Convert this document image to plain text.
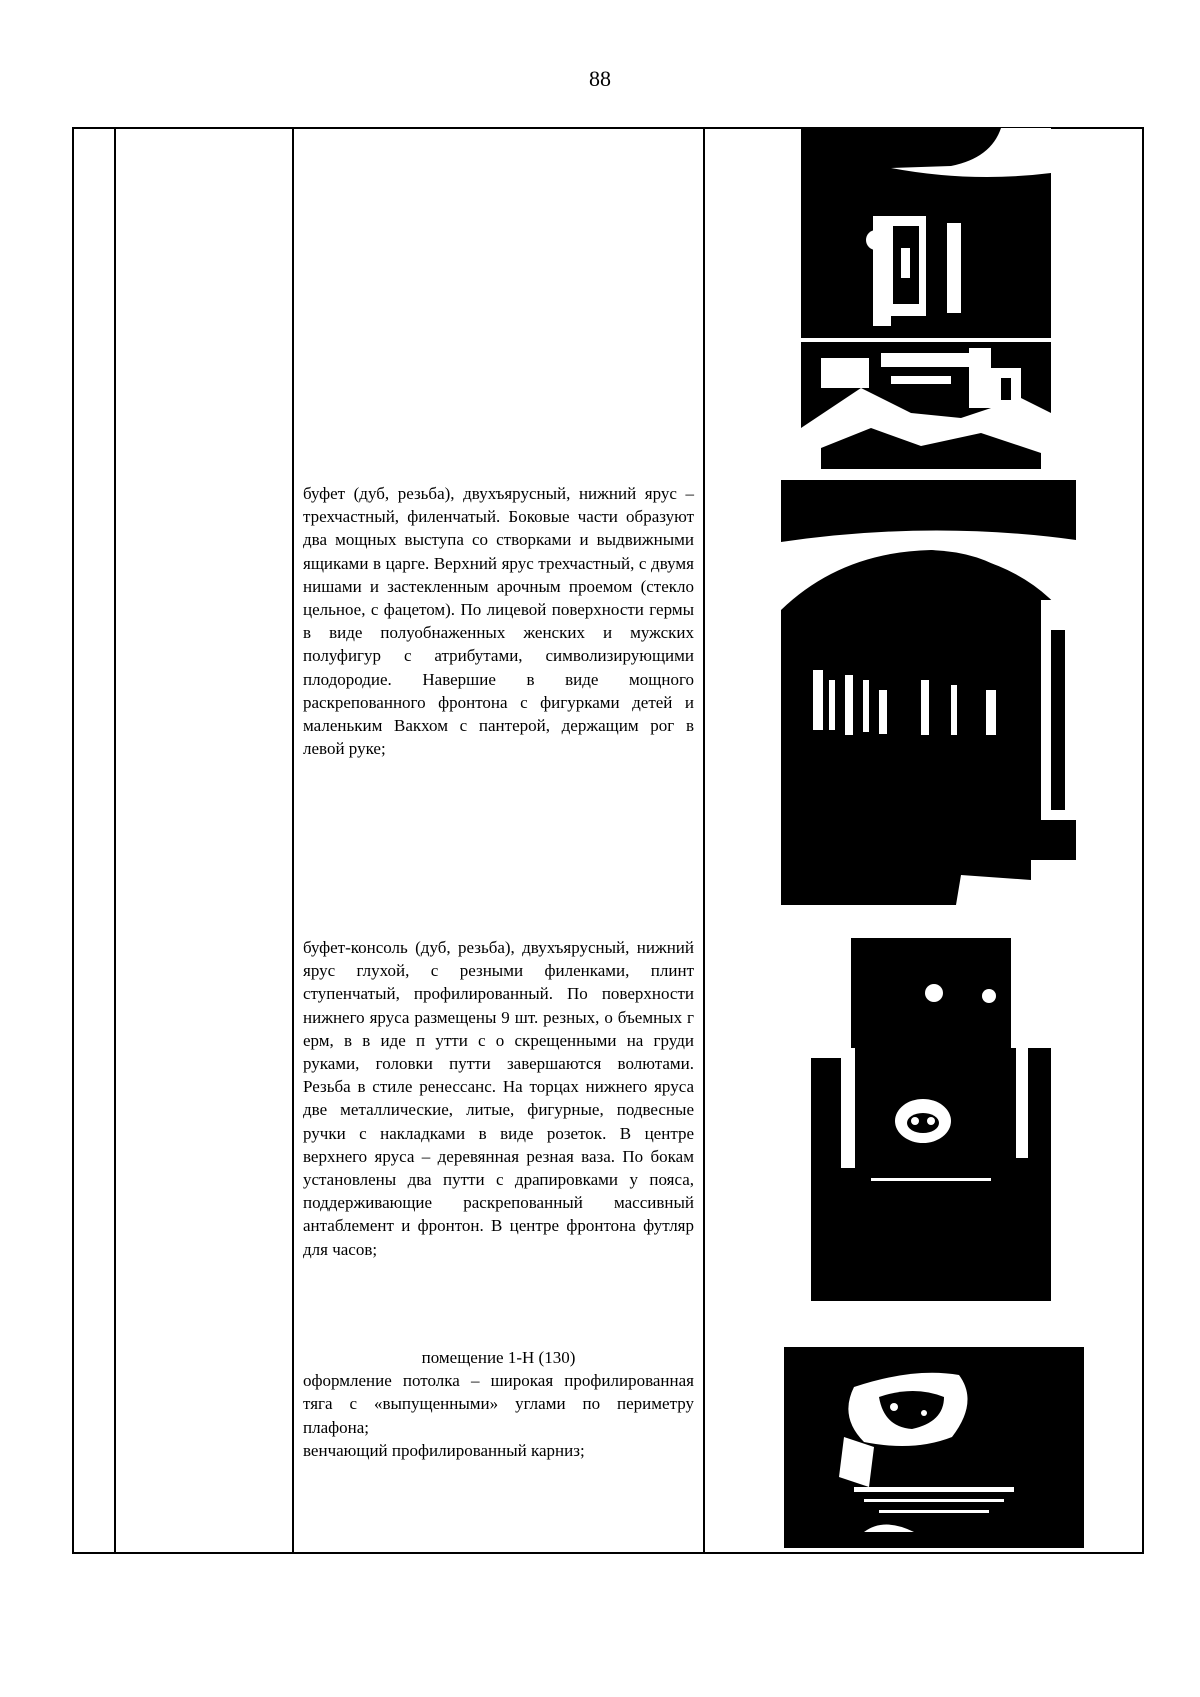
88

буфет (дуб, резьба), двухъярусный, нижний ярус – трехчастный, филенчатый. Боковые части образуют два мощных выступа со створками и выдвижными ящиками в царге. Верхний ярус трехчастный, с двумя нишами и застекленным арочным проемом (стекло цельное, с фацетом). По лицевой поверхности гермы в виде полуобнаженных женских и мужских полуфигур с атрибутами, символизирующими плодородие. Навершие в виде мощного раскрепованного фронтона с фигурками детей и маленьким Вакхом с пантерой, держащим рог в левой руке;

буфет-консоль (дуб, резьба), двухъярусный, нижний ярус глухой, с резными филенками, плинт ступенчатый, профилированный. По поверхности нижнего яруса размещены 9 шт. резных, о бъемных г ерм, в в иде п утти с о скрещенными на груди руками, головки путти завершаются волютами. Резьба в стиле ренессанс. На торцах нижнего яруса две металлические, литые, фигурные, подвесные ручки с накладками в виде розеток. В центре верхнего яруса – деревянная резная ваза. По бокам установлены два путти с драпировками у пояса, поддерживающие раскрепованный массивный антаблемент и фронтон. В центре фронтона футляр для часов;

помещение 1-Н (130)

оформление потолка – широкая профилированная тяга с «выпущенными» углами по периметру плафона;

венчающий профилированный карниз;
===
Stated exercise: Omit any images, then output the listing exactly.

Final result:
Convert this document image to plain text.
88

буфет (дуб, резьба), двухъярусный, нижний ярус – трехчастный, филенчатый. Боковые части образуют два мощных выступа со створками и выдвижными ящиками в царге. Верхний ярус трехчастный, с двумя нишами и застекленным арочным проемом (стекло цельное, с фацетом). По лицевой поверхности гермы в виде полуобнаженных женских и мужских полуфигур с атрибутами, символизирующими плодородие. Навершие в виде мощного раскрепованного фронтона с фигурками детей и маленьким Вакхом с пантерой, держащим рог в левой руке;

буфет-консоль (дуб, резьба), двухъярусный, нижний ярус глухой, с резными филенками, плинт ступенчатый, профилированный. По поверхности нижнего яруса размещены 9 шт. резных, о бъемных г ерм, в в иде п утти с о скрещенными на груди руками, головки путти завершаются волютами. Резьба в стиле ренессанс. На торцах нижнего яруса две металлические, литые, фигурные, подвесные ручки с накладками в виде розеток. В центре верхнего яруса – деревянная резная ваза. По бокам установлены два путти с драпировками у пояса, поддерживающие раскрепованный массивный антаблемент и фронтон. В центре фронтона футляр для часов;

помещение 1-Н (130)

оформление потолка – широкая профилированная тяга с «выпущенными» углами по периметру плафона;

венчающий профилированный карниз;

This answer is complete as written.